::: Quoted passage :::


    An Arduino Pro Micro has 18 GPIOs, which is nowhere near enough. Microcontrollers like Teensy tend to be of more help - Teensy 2.0 has 26 GPIOs available, which even allows for two LEDs. Bigger Teensies have more pins, but they're way too expensive for this project's goals. A Pi Pico has 26 GPIOs available too, and is cheaper. Plus, the RP2040 chip itself has 30, so it should be possible to add more features if you make a custom board with the RP2040.

    However, in order for 24 pins to be sufficient, you still need to know which pins are used and which aren't - if you don't know that, you still need 32 pins; and for an universal keyboard RE adapter, the assumption is that you don't know which pins are which.

    Because of this 32 GPIO requirement, I use GPIO expanders in the KeyboardWhiz. Two 16-bit or four 8-bit GPIO expanders can provide 32 IO pins - leaving the microcontroller with quite a few extra GPIOs. For instance, you can control many extra keys, PWM the backlight control circuit, or even interface to a touchpad over I2C. I use I2C expanders, but it's possible to use SPI expanders, too.

::: Provided data :::

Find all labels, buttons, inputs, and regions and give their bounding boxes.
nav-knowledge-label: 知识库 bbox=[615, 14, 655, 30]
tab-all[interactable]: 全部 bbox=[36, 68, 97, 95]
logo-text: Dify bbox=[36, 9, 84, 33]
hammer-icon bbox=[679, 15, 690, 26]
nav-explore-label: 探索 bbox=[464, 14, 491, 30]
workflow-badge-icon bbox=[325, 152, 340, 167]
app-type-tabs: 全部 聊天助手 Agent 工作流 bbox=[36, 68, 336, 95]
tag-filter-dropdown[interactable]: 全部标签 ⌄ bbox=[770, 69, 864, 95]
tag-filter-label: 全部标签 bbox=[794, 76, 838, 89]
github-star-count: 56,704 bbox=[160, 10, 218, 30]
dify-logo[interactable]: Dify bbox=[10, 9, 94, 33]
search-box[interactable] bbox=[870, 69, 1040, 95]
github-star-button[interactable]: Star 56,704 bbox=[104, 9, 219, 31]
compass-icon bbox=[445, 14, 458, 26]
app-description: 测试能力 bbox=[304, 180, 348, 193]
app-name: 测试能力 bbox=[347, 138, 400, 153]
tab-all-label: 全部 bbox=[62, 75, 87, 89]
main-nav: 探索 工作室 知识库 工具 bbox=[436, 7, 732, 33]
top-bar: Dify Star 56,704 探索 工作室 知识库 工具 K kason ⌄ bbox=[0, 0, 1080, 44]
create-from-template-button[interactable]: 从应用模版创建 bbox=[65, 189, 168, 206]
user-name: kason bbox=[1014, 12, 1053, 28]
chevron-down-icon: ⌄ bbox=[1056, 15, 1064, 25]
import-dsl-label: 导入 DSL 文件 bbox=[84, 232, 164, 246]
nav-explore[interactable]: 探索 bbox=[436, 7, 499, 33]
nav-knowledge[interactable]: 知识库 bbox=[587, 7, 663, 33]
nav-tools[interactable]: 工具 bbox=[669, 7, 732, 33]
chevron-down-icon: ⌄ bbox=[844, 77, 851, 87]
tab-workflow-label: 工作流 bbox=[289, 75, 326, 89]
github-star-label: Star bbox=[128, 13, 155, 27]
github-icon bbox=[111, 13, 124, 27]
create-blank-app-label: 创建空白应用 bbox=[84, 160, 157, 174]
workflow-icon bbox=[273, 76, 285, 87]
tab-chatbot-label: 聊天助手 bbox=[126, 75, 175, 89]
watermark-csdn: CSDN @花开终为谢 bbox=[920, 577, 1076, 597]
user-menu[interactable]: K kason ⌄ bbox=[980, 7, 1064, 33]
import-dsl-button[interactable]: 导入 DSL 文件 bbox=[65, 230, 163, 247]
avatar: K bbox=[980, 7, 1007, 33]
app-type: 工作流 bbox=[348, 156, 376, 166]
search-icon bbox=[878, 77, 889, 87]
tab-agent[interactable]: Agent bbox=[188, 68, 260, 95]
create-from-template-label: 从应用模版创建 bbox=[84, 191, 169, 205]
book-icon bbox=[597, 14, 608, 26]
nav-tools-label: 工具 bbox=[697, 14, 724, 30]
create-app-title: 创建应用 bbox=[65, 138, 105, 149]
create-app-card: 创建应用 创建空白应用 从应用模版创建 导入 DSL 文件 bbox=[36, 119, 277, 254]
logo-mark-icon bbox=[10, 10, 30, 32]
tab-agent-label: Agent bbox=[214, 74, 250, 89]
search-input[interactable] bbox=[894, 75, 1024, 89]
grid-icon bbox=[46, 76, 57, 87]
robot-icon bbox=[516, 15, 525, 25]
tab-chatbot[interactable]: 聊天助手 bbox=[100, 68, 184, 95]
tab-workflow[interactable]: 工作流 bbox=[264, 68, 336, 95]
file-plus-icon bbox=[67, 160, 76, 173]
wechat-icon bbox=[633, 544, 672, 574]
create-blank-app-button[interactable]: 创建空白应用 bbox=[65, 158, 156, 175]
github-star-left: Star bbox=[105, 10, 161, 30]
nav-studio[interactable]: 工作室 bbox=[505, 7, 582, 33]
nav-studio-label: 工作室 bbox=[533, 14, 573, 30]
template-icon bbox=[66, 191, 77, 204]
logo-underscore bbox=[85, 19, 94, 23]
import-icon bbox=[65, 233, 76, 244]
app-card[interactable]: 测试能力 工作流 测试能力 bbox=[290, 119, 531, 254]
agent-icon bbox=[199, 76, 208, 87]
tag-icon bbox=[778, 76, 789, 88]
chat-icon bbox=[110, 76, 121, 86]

:::

◆ **Work item**
Repeat the passage on GPIO counts between "An Arduino Pro" and "pins are which.", inclusive, switching "Pi Pico" to "Raspberry Pi Pico".

◆ **Your response**
An Arduino Pro Micro has 18 GPIOs, which is nowhere near enough. Microcontrollers like Teensy tend to be of more help - Teensy 2.0 has 26 GPIOs available, which even allows for two LEDs. Bigger Teensies have more pins, but they're way too expensive for this project's goals. A Raspberry Pi Pico has 26 GPIOs available too, and is cheaper. Plus, the RP2040 chip itself has 30, so it should be possible to add more features if you make a custom board with the RP2040.

    However, in order for 24 pins to be sufficient, you still need to know which pins are used and which aren't - if you don't know that, you still need 32 pins; and for an universal keyboard RE adapter, the assumption is that you don't know which pins are which.